TASK GOAL:
Find every line in the records below that holds the word "platforms", and copy each one.
········
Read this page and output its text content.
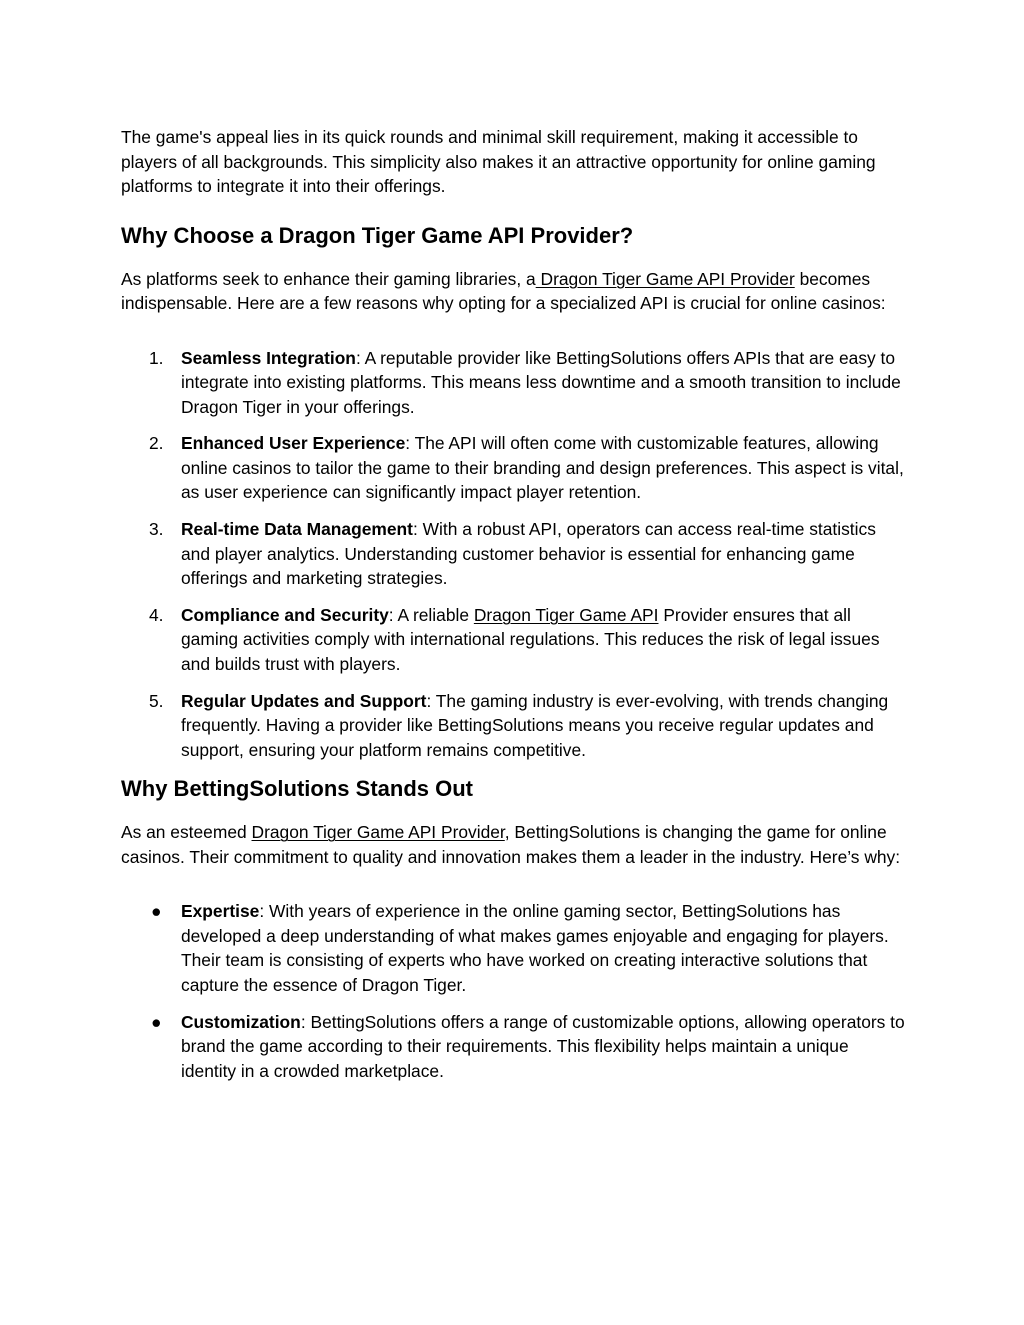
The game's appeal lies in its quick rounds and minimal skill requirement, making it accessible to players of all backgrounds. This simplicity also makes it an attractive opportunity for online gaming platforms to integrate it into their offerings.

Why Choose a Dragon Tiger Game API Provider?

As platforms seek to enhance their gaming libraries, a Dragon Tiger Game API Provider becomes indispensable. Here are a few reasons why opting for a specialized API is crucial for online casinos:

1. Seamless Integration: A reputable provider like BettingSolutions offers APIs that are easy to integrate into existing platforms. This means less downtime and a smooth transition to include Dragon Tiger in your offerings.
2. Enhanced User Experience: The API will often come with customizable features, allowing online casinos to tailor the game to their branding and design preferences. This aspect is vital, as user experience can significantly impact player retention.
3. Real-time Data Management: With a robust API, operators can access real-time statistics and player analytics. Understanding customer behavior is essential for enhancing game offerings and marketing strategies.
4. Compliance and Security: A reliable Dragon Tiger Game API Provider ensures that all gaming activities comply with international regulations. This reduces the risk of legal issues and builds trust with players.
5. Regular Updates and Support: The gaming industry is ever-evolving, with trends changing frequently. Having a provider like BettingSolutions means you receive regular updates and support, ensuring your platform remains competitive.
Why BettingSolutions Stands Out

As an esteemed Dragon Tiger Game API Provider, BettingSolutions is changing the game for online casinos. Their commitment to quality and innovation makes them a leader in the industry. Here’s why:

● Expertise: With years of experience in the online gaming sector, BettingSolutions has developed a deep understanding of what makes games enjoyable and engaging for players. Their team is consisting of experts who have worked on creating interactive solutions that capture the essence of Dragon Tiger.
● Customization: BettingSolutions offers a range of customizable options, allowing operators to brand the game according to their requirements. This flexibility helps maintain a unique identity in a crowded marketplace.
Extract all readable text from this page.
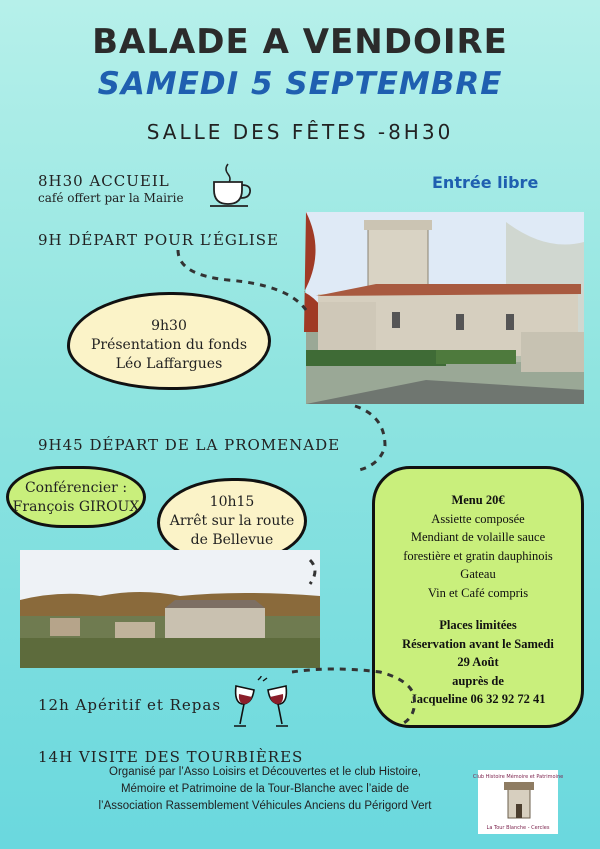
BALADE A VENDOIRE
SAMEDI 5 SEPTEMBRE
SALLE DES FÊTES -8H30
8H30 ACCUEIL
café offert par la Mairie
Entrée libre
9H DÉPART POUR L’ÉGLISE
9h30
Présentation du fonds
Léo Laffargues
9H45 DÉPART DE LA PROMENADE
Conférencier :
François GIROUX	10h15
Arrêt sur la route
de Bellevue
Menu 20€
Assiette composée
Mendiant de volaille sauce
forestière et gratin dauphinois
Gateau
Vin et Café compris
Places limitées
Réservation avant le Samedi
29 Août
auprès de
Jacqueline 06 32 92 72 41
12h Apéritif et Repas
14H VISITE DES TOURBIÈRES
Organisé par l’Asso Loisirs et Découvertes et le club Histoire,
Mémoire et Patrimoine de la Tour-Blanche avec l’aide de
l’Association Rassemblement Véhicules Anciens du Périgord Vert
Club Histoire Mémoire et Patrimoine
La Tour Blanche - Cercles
········
FULL ANSWER:
The game's appeal lies in its quick rounds and minimal skill requirement, making it accessible to players of all backgrounds. This simplicity also makes it an attractive opportunity for online gaming platforms to integrate it into their offerings.
As platforms seek to enhance their gaming libraries, a Dragon Tiger Game API Provider becomes indispensable. Here are a few reasons why opting for a specialized API is crucial for online casinos:
1. Seamless Integration: A reputable provider like BettingSolutions offers APIs that are easy to integrate into existing platforms. This means less downtime and a smooth transition to include Dragon Tiger in your offerings.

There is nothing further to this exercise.